_TEXT BLOCK_:
◇ ◇ ◇ ◇ ◇

Trump's Battle with COVID Was More Severe Than Publicly Shared: Report

Former President Donald Trump's illness with COVID-19 was more severe than what his administration and doctors revealed at the time, and they at one point thought he would need to be put on a ventilator, according to reporting from The New York Times.

Sources told the outlet that Trump had extremely low blood oxygen levels at times during his illness and developed lung infiltrates, when the lungs become inflamed and substances, typically filled with fluid or bacteria, form, a symptom typically associated with pneumonia.

According to the Times, Trump's blood oxygen levels went down in to the 80s, when they should be above 95. His oxygen level was so low that staffers thought that he would need a ventilator before he was taken to Walter Reed National Military Medical Center on Oct. 2.

PEOPLE has contacted representatives for Trump for comment.

◇ ◇ ◇ ◇ ◇

_TASKS TO PERFORM_:
A: Do these statements agree with the report on Trump's COVID illness? Answer yes or no for each and quote the deciding words. (i) Trump's blood oxygen levels fell into the 80s. (ii) Trump was taken to Walter Reed on Oct. 3. (iii) The reporting came from The Washington Post.
B: Continue the report on Trump's COVID illness from its last sentence.

◇ ◇ ◇ ◇ ◇

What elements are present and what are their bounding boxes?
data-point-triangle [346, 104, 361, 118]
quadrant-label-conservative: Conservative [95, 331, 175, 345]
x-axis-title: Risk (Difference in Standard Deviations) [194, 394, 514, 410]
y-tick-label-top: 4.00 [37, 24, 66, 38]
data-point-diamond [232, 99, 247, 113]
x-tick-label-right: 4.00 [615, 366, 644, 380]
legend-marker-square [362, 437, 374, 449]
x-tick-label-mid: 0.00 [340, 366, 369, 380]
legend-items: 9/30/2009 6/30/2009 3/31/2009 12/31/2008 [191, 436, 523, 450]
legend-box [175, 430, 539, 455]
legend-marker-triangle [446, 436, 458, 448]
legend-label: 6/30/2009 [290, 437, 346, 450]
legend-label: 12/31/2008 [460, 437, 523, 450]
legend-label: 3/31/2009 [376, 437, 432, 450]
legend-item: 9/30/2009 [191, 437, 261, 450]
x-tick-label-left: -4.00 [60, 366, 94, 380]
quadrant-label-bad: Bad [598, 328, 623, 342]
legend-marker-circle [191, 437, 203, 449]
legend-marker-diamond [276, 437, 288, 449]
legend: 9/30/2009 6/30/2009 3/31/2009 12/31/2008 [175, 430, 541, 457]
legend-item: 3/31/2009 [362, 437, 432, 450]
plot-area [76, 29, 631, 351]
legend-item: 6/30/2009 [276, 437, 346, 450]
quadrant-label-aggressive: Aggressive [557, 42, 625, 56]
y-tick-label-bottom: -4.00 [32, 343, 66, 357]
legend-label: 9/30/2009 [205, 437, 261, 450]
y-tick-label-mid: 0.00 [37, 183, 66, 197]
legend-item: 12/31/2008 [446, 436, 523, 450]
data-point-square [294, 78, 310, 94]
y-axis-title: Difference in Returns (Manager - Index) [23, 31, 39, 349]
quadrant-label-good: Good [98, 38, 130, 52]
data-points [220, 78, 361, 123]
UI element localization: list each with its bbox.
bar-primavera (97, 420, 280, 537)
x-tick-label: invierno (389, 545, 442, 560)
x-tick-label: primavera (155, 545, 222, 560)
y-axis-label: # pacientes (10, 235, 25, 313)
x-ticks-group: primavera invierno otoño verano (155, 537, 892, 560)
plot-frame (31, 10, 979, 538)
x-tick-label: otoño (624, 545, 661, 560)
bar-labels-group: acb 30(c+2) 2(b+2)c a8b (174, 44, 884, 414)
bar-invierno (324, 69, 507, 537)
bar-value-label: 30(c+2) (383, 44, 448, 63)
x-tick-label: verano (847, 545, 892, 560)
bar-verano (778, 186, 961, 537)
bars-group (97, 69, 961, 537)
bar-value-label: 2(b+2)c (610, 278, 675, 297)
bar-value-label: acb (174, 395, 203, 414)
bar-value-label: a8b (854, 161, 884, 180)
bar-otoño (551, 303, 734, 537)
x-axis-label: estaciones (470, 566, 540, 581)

◇ ◇ ◇ ◇ ◇

_TASK RESPONSES_:
A:
(i) Yes: "Trump's blood oxygen levels went down in to the 80s"
(ii) No: "taken to Walter Reed National Military Medical Center on Oct. 2"
(iii) No: "according to reporting from The New York Times"

B:
Trump announced just after midnight on Oct. 2 that he and former First Lady Melania Trump had tested positive for COVID-19, and would "begin our quarantine and recovery process immediately." Though he and White House doctor Sean Conley downplayed his symptoms throughout the day, by that evening Trump was hospitalized at Walter Reed, and other administration officials said that his vitals were "very concerning."

Over the course of the weekend, Conley continued to say that Trump's illness was "nothing of any major clinical concern" while also reporting that he had given the president intensive steroids, the antiviral drug remdesivir and a not-yet-FDA-approved antibody treatment from pharmaceutical company Regeneron.

The Times now reports that a lawyer at the White House called FDA commissioner Dr. Stephen Hahn on Oct. 1 to see if the agency could quickly approve the Regeneron treatment for use on two senior officials, whom he did not name. The doses were for Trump and the First Lady, though she declined her dose once they were obtained.

Trump returned to the White House on Oct. 5, earlier than expected, and improved in the weeks after. According to the Times, he would tell aides that Regeneron was the reason he was alive, and say "I'm proof it works." It has since been approved for use on patients nationwide, but at the time of Trump's illness it was not available for the thousands of Americans hospitalized with COVID-19.